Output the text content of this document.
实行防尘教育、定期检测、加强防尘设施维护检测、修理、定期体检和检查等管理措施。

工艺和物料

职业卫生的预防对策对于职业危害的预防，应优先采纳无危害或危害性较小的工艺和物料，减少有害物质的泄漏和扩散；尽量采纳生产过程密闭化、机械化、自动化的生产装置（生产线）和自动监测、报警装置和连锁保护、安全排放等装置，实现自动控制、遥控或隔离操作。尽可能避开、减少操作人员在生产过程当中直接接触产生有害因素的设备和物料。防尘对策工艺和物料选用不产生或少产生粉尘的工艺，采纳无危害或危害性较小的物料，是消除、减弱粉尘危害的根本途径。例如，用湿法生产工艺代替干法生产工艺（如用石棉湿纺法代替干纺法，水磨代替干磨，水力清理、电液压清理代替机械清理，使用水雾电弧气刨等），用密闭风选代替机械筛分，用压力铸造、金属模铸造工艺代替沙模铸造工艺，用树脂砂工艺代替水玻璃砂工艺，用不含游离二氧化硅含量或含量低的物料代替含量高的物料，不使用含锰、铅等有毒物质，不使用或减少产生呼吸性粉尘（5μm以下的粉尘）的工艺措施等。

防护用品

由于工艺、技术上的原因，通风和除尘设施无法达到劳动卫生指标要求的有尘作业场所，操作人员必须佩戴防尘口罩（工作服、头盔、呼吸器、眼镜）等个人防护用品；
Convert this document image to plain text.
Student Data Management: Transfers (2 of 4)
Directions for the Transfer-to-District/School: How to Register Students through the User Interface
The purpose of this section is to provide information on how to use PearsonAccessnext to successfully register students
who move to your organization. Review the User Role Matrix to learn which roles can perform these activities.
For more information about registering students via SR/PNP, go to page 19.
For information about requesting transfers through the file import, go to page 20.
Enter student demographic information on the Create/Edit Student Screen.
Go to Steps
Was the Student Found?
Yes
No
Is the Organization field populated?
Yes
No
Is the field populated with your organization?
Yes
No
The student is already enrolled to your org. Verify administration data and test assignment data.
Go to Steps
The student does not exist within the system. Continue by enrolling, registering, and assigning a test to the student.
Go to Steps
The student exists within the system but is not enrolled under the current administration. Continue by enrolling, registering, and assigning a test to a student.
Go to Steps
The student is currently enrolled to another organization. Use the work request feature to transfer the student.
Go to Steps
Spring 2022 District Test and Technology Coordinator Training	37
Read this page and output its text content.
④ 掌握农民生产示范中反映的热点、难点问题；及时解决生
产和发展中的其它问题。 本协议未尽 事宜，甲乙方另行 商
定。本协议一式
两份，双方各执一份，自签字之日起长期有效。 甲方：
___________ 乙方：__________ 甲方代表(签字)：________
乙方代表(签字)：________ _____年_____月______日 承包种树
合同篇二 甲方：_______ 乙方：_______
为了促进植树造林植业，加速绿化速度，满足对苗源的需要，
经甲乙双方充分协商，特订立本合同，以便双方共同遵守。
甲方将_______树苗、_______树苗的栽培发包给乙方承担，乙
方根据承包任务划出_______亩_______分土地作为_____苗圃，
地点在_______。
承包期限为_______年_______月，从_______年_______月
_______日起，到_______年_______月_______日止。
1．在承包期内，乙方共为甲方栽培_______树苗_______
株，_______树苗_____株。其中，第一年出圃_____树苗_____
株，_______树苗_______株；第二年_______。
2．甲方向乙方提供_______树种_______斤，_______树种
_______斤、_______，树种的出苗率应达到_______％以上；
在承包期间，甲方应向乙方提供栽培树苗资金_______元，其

• **Exercise details**: Of the lines above, how many contain the string "about"? Only the number is required.

• **Answer in full**: 2